With the wind whipping as it was, I figured live bait would be the only way to go, so I pointed the truck in the direction of an area where I’d had good luck netting wild shiners previously. In only 6 to 8 throws I had a whole bucket full of beautiful, fat wild shiners that were sure to earn me a strike or two.[smiley=yeah.gif]










Next stop was the old big bass hole, which has consistently produced for me time and again, but where I’m now getting grief from the self-proclaimed “owners”, who according to the property appraiser’s website do not actually own the land. 


In short order, I managed four solid strikes with two 6lb+ bass landed, before getting chased off. [smiley=toast.gif] I only had time for this one unmolested photo, as the second catch was witnessed by a rather irate audience. [smiley=cussing.gif]










Although, there were a few words exchanged, I didn’t push the confrontation too far, other than to point out that they don’t own the lake or the property around it. [smiley=pain10.gif] I plan to continue fishing there, so less is more in this case, and I just wanted them to know they weren’t fooling anyone. [smiley=tongueout.gif]


After leaving the rest of the big bass for another day, I released all the remaining shiners into my private pond, which should be quite a treat for the growing bass population there. [smiley=woot.gif]


I’ve also fished a few other times this week, mostly right before dark, throwing topwater flies or plugs. Had quite a few smallish takers, but when they’re on top, size doesn’t matter a whole lot.

------------------------------------------------------------

PROBLEM DESCRIPTION
Resume the bass fishing account after its final sentence.

GIVEN MATERIAL
------------------------------------------------------------

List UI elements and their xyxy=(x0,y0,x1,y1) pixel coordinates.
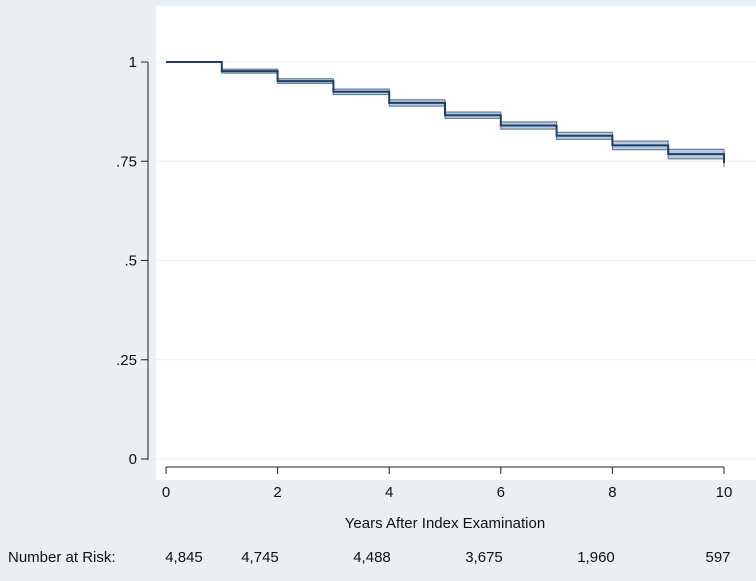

------------------------------------------------------------

TASK ANSWER
----------



## mark_gardner (Mar 18, 2009)

nice man but i'll tell ya that i remember the day when i could cast a shiner like the one pictured and i swear the bass were waiting with their mouths open ready to inhale said shiner upon splash down,,,, aahhhh those were the days ;D


----------



## Captain_Shane (Mar 27, 2007)

Nice blacks! Why were they giving you schnitt?


----------



## mark_gardner (Mar 18, 2009)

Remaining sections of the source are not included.